• Directions: Copy all the records below line for line, without changing anything.

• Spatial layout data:
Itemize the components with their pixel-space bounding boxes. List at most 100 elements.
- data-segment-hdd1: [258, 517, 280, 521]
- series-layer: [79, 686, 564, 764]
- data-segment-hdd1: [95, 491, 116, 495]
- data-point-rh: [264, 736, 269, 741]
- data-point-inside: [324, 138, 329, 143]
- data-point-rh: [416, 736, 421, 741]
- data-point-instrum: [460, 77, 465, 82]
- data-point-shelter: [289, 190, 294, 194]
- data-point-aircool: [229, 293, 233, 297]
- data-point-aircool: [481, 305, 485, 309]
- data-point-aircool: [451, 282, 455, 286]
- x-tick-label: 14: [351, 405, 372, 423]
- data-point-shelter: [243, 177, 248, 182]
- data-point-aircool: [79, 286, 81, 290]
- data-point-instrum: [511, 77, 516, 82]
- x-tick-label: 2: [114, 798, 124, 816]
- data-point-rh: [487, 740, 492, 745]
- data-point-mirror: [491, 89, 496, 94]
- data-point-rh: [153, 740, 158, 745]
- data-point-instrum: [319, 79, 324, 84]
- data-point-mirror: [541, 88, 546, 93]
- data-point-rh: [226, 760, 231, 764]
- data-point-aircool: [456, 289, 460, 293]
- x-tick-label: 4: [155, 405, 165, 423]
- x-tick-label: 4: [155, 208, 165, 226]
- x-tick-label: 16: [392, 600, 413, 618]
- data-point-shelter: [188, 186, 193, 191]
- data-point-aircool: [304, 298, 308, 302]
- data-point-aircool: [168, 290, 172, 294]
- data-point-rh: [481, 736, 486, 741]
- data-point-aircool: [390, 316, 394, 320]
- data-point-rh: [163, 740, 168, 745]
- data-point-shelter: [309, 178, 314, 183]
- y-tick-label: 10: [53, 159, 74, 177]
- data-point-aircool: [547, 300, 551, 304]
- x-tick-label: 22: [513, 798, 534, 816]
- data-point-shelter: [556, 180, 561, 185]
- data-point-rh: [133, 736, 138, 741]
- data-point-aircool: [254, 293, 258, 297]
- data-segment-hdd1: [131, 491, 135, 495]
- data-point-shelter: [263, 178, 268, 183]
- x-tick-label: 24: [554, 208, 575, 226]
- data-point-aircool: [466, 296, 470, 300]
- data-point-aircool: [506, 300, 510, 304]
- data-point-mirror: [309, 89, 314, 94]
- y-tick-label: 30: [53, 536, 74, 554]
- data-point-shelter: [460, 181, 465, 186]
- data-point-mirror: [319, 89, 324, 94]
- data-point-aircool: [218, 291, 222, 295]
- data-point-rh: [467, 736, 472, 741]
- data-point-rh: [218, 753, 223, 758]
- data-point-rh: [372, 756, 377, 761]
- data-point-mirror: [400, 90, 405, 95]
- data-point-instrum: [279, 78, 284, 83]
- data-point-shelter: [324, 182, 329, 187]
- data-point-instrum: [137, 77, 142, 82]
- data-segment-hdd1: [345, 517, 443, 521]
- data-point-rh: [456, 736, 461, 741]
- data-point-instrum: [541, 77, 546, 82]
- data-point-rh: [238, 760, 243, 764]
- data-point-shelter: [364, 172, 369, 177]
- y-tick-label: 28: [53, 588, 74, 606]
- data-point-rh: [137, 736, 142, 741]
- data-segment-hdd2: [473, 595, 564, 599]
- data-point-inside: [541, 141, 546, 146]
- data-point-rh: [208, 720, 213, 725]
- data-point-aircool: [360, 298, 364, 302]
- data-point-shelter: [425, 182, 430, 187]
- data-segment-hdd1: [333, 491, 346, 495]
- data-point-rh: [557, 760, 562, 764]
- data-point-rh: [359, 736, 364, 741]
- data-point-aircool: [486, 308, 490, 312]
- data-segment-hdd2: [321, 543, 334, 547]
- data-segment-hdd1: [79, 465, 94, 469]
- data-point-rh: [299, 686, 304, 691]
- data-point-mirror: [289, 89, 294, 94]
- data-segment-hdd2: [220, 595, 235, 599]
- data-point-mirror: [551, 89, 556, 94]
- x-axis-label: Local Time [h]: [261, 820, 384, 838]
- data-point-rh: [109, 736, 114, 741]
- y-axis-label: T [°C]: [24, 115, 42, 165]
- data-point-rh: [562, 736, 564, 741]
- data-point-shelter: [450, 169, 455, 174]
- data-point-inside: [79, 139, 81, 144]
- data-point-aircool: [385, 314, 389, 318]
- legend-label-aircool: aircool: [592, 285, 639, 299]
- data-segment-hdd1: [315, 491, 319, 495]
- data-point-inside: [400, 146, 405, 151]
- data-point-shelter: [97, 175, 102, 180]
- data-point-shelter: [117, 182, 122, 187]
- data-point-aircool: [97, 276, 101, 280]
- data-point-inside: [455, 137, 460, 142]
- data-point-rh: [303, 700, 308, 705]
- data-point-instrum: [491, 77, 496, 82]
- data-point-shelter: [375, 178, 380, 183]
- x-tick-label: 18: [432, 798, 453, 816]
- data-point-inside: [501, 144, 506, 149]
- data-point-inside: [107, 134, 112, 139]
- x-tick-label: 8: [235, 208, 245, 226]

• Solved exercise:
Itemize the components with their pixel-space bounding boxes. List at most 100 elements.
- data-segment-hdd1: [258, 517, 280, 521]
- series-layer: [79, 686, 564, 764]
- data-segment-hdd1: [95, 491, 116, 495]
- data-point-rh: [264, 736, 269, 741]
- data-point-inside: [324, 138, 329, 143]
- data-point-rh: [416, 736, 421, 741]
- data-point-instrum: [460, 77, 465, 82]
- data-point-shelter: [289, 190, 294, 194]
- data-point-aircool: [229, 293, 233, 297]
- data-point-aircool: [481, 305, 485, 309]
- data-point-aircool: [451, 282, 455, 286]
- x-tick-label: 14: [351, 405, 372, 423]
- data-point-shelter: [243, 177, 248, 182]
- data-point-aircool: [79, 286, 81, 290]
- data-point-instrum: [511, 77, 516, 82]
- x-tick-label: 2: [114, 798, 124, 816]
- data-point-rh: [487, 740, 492, 745]
- data-point-mirror: [491, 89, 496, 94]
- data-point-rh: [153, 740, 158, 745]
- data-point-instrum: [319, 79, 324, 84]
- data-point-mirror: [541, 88, 546, 93]
- data-point-rh: [226, 760, 231, 764]
- data-point-aircool: [456, 289, 460, 293]
- x-tick-label: 4: [155, 405, 165, 423]
- x-tick-label: 4: [155, 208, 165, 226]
- x-tick-label: 16: [392, 600, 413, 618]
- data-point-shelter: [188, 186, 193, 191]
- data-point-aircool: [304, 298, 308, 302]
- data-point-aircool: [168, 290, 172, 294]
- data-point-rh: [481, 736, 486, 741]
- data-point-aircool: [390, 316, 394, 320]
- data-point-rh: [163, 740, 168, 745]
- data-point-shelter: [309, 178, 314, 183]
- y-tick-label: 10: [53, 159, 74, 177]
- data-point-aircool: [547, 300, 551, 304]
- x-tick-label: 22: [513, 798, 534, 816]
- data-point-shelter: [556, 180, 561, 185]
- data-point-rh: [133, 736, 138, 741]
- data-point-aircool: [254, 293, 258, 297]
- data-segment-hdd1: [131, 491, 135, 495]
- data-point-shelter: [263, 178, 268, 183]
- x-tick-label: 24: [554, 208, 575, 226]
- data-point-aircool: [466, 296, 470, 300]
- data-point-aircool: [506, 300, 510, 304]
- data-point-mirror: [309, 89, 314, 94]
- y-tick-label: 30: [53, 536, 74, 554]
- data-point-shelter: [460, 181, 465, 186]
- data-point-mirror: [319, 89, 324, 94]
- data-point-aircool: [218, 291, 222, 295]
- data-point-rh: [467, 736, 472, 741]
- data-point-rh: [218, 753, 223, 758]
- data-point-rh: [372, 756, 377, 761]
- data-point-mirror: [400, 90, 405, 95]
- data-point-instrum: [279, 78, 284, 83]
- data-point-shelter: [324, 182, 329, 187]
- data-point-instrum: [137, 77, 142, 82]
- data-segment-hdd1: [345, 517, 443, 521]
- data-point-rh: [456, 736, 461, 741]
- data-point-instrum: [541, 77, 546, 82]
- data-point-rh: [238, 760, 243, 764]
- data-point-shelter: [364, 172, 369, 177]
- y-tick-label: 28: [53, 588, 74, 606]
- data-point-rh: [137, 736, 142, 741]
- data-segment-hdd2: [473, 595, 564, 599]
- data-point-inside: [541, 141, 546, 146]
- data-point-rh: [208, 720, 213, 725]
- data-point-aircool: [360, 298, 364, 302]
- data-point-shelter: [425, 182, 430, 187]
- data-segment-hdd1: [333, 491, 346, 495]
- data-point-rh: [557, 760, 562, 764]
- data-point-rh: [359, 736, 364, 741]
- data-point-aircool: [486, 308, 490, 312]
- data-segment-hdd2: [321, 543, 334, 547]
- data-segment-hdd1: [79, 465, 94, 469]
- data-point-rh: [299, 686, 304, 691]
- data-point-mirror: [289, 89, 294, 94]
- data-segment-hdd2: [220, 595, 235, 599]
- data-point-mirror: [551, 89, 556, 94]
- x-axis-label: Local Time [h]: [261, 820, 384, 838]
- data-point-rh: [109, 736, 114, 741]
- y-axis-label: T [°C]: [24, 115, 42, 165]
- data-point-rh: [562, 736, 564, 741]
- data-point-shelter: [450, 169, 455, 174]
- data-point-inside: [79, 139, 81, 144]
- data-point-aircool: [385, 314, 389, 318]
- legend-label-aircool: aircool: [592, 285, 639, 299]
- data-segment-hdd1: [315, 491, 319, 495]
- data-point-inside: [400, 146, 405, 151]
- data-point-shelter: [97, 175, 102, 180]
- data-point-shelter: [117, 182, 122, 187]
- data-point-aircool: [97, 276, 101, 280]
- data-point-inside: [455, 137, 460, 142]
- data-point-rh: [303, 700, 308, 705]
- data-point-instrum: [491, 77, 496, 82]
- data-point-shelter: [375, 178, 380, 183]
- x-tick-label: 18: [432, 798, 453, 816]
- data-point-inside: [501, 144, 506, 149]
- data-point-inside: [107, 134, 112, 139]
- x-tick-label: 8: [235, 208, 245, 226]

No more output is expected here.